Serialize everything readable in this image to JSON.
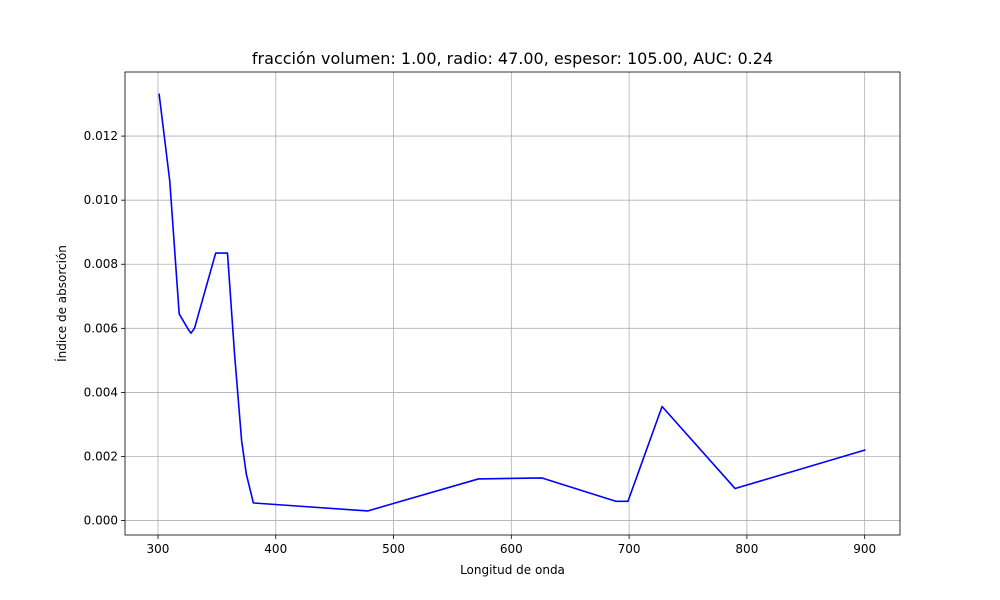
{
  "chart_data": {
    "type": "line",
    "title": "fracción volumen: 1.00, radio: 47.00, espesor: 105.00, AUC: 0.24",
    "xlabel": "Longitud de onda",
    "ylabel": "Índice de absorción",
    "xlim": [
      272,
      930
    ],
    "ylim": [
      -0.00045,
      0.014
    ],
    "grid": true,
    "x_ticks": [
      300,
      400,
      500,
      600,
      700,
      800,
      900
    ],
    "x_tick_labels": [
      "300",
      "400",
      "500",
      "600",
      "700",
      "800",
      "900"
    ],
    "y_ticks": [
      0.0,
      0.002,
      0.004,
      0.006,
      0.008,
      0.01,
      0.012
    ],
    "y_tick_labels": [
      "0.000",
      "0.002",
      "0.004",
      "0.006",
      "0.008",
      "0.010",
      "0.012"
    ],
    "series": [
      {
        "color": "#0000ff",
        "x": [
          301,
          310,
          318,
          326,
          328,
          331,
          349,
          359,
          365,
          371,
          375,
          381,
          478,
          572,
          626,
          689,
          699,
          728,
          790,
          900
        ],
        "y": [
          0.0133,
          0.0106,
          0.00645,
          0.00595,
          0.00585,
          0.006,
          0.00835,
          0.00835,
          0.0052,
          0.0025,
          0.00145,
          0.00055,
          0.0003,
          0.0013,
          0.00133,
          0.0006,
          0.0006,
          0.00356,
          0.001,
          0.0022
        ]
      }
    ]
  }
}
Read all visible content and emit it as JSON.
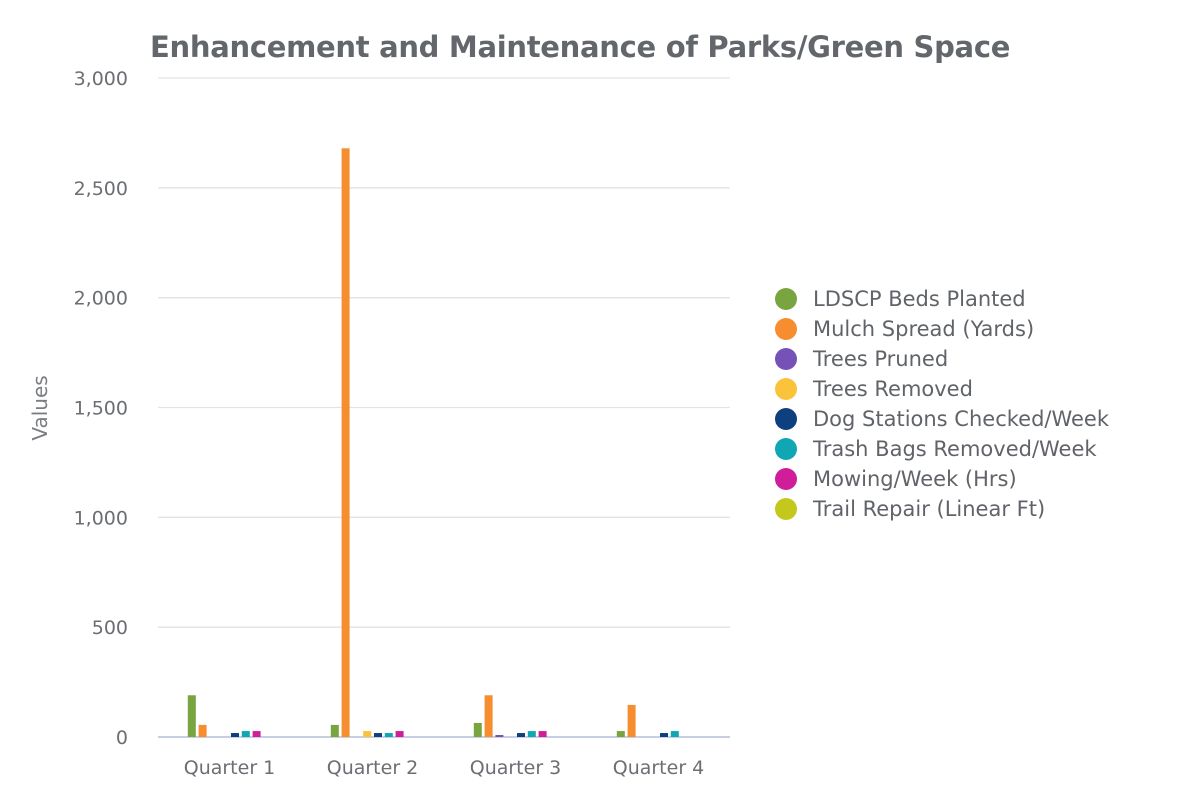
{
  "chart_data": {
    "type": "bar",
    "title": "Enhancement and Maintenance of Parks/Green Space",
    "xlabel": "",
    "ylabel": "Values",
    "ylim": [
      0,
      3000
    ],
    "yticks": [
      "0",
      "500",
      "1,000",
      "1,500",
      "2,000",
      "2,500",
      "3,000"
    ],
    "ytick_values": [
      0,
      500,
      1000,
      1500,
      2000,
      2500,
      3000
    ],
    "grid": true,
    "legend_position": "right",
    "categories": [
      "Quarter 1",
      "Quarter 2",
      "Quarter 3",
      "Quarter 4"
    ],
    "series": [
      {
        "name": "LDSCP Beds Planted",
        "color": "#78a540",
        "values": [
          190,
          55,
          64,
          27
        ]
      },
      {
        "name": "Mulch Spread (Yards)",
        "color": "#f68d2e",
        "values": [
          55,
          2680,
          190,
          146
        ]
      },
      {
        "name": "Trees Pruned",
        "color": "#7551b8",
        "values": [
          0,
          0,
          9,
          0
        ]
      },
      {
        "name": "Trees Removed",
        "color": "#fbc33c",
        "values": [
          0,
          27,
          0,
          0
        ]
      },
      {
        "name": "Dog Stations Checked/Week",
        "color": "#0e3f7e",
        "values": [
          18,
          18,
          18,
          18
        ]
      },
      {
        "name": "Trash Bags Removed/Week",
        "color": "#10a6b3",
        "values": [
          27,
          18,
          27,
          27
        ]
      },
      {
        "name": "Mowing/Week (Hrs)",
        "color": "#d01d9a",
        "values": [
          27,
          27,
          27,
          0
        ]
      },
      {
        "name": "Trail Repair (Linear Ft)",
        "color": "#c5c81c",
        "values": [
          0,
          0,
          0,
          0
        ]
      }
    ]
  }
}
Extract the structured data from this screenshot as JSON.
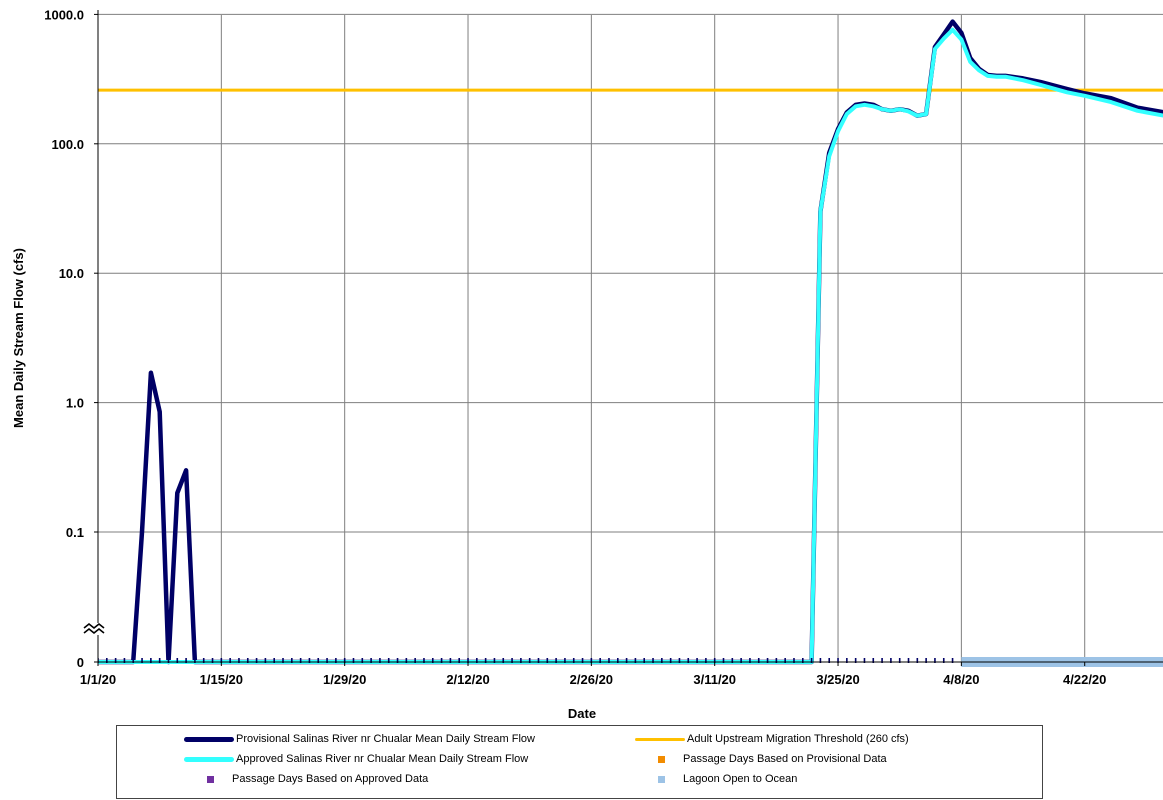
{
  "chart_data": {
    "type": "line",
    "title": "",
    "xlabel": "Date",
    "ylabel": "Mean Daily Stream Flow (cfs)",
    "y_scale": "log",
    "y_ticks": [
      "1000.0",
      "100.0",
      "10.0",
      "1.0",
      "0.1",
      "0"
    ],
    "y_axis_break": true,
    "x_ticks": [
      "1/1/20",
      "1/15/20",
      "1/29/20",
      "2/12/20",
      "2/26/20",
      "3/11/20",
      "3/25/20",
      "4/8/20",
      "4/22/20"
    ],
    "xlim": [
      "2020-01-01",
      "2020-05-01"
    ],
    "ylim": [
      0,
      1000
    ],
    "grid": true,
    "legend_position": "bottom",
    "threshold": {
      "name": "Adult Upstream Migration Threshold (260 cfs)",
      "value": 260,
      "color": "#FFC000"
    },
    "series": [
      {
        "name": "Provisional Salinas River nr Chualar Mean Daily Stream Flow",
        "color": "#000066",
        "points": [
          [
            "2020-01-01",
            0
          ],
          [
            "2020-01-05",
            0
          ],
          [
            "2020-01-06",
            0.1
          ],
          [
            "2020-01-07",
            1.7
          ],
          [
            "2020-01-08",
            0.85
          ],
          [
            "2020-01-09",
            0
          ],
          [
            "2020-01-10",
            0.2
          ],
          [
            "2020-01-11",
            0.3
          ],
          [
            "2020-01-12",
            0
          ],
          [
            "2020-03-22",
            0
          ],
          [
            "2020-03-23",
            30
          ],
          [
            "2020-03-24",
            85
          ],
          [
            "2020-03-25",
            130
          ],
          [
            "2020-03-26",
            175
          ],
          [
            "2020-03-27",
            200
          ],
          [
            "2020-03-28",
            205
          ],
          [
            "2020-03-29",
            200
          ],
          [
            "2020-03-30",
            185
          ],
          [
            "2020-03-31",
            180
          ],
          [
            "2020-04-01",
            185
          ],
          [
            "2020-04-02",
            180
          ],
          [
            "2020-04-03",
            165
          ],
          [
            "2020-04-04",
            170
          ],
          [
            "2020-04-05",
            560
          ],
          [
            "2020-04-06",
            700
          ],
          [
            "2020-04-07",
            880
          ],
          [
            "2020-04-08",
            720
          ],
          [
            "2020-04-09",
            460
          ],
          [
            "2020-04-10",
            380
          ],
          [
            "2020-04-11",
            340
          ],
          [
            "2020-04-12",
            335
          ],
          [
            "2020-04-13",
            335
          ],
          [
            "2020-04-15",
            320
          ],
          [
            "2020-04-17",
            300
          ],
          [
            "2020-04-20",
            265
          ],
          [
            "2020-04-22",
            245
          ],
          [
            "2020-04-25",
            225
          ],
          [
            "2020-04-28",
            190
          ],
          [
            "2020-05-01",
            175
          ]
        ]
      },
      {
        "name": "Approved Salinas River nr Chualar Mean Daily Stream Flow",
        "color": "#33FFFF",
        "points": [
          [
            "2020-01-01",
            0
          ],
          [
            "2020-03-22",
            0
          ],
          [
            "2020-03-23",
            30
          ],
          [
            "2020-03-24",
            80
          ],
          [
            "2020-03-25",
            125
          ],
          [
            "2020-03-26",
            170
          ],
          [
            "2020-03-27",
            195
          ],
          [
            "2020-03-28",
            200
          ],
          [
            "2020-03-29",
            195
          ],
          [
            "2020-03-30",
            185
          ],
          [
            "2020-03-31",
            180
          ],
          [
            "2020-04-01",
            185
          ],
          [
            "2020-04-02",
            178
          ],
          [
            "2020-04-03",
            165
          ],
          [
            "2020-04-04",
            170
          ],
          [
            "2020-04-05",
            540
          ],
          [
            "2020-04-06",
            650
          ],
          [
            "2020-04-07",
            760
          ],
          [
            "2020-04-08",
            640
          ],
          [
            "2020-04-09",
            430
          ],
          [
            "2020-04-10",
            370
          ],
          [
            "2020-04-11",
            335
          ],
          [
            "2020-04-12",
            330
          ],
          [
            "2020-04-13",
            330
          ],
          [
            "2020-04-15",
            310
          ],
          [
            "2020-04-17",
            285
          ],
          [
            "2020-04-20",
            250
          ],
          [
            "2020-04-22",
            235
          ],
          [
            "2020-04-25",
            210
          ],
          [
            "2020-04-28",
            180
          ],
          [
            "2020-05-01",
            165
          ]
        ]
      },
      {
        "name": "Passage Days Based on Provisional Data",
        "color": "#F28C00",
        "marker": "square",
        "dates": []
      },
      {
        "name": "Passage Days Based on Approved Data",
        "color": "#7030A0",
        "marker": "square",
        "dates": []
      },
      {
        "name": "Lagoon Open to Ocean",
        "color": "#9DC3E6",
        "marker": "square",
        "start": "2020-04-08",
        "end": "2020-05-01"
      }
    ],
    "zero_markers": {
      "color": "#000066",
      "start": "2020-01-01",
      "end": "2020-04-07",
      "spacing_days": 1
    }
  }
}
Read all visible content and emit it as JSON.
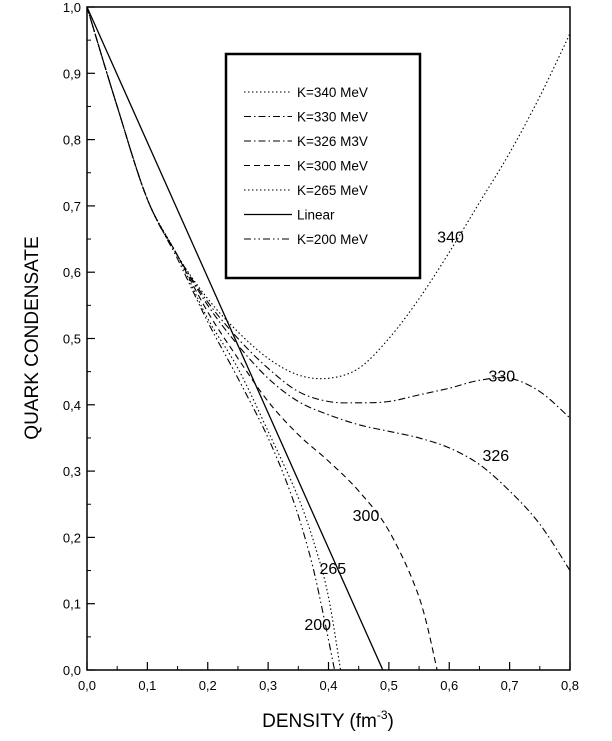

What is expected: Gather from the data above every line with the string "xlabel".

Solution for this problem:
    "xlabel": "Longitud de onda",
    "xlabel": "",
    "xlabel": "Date",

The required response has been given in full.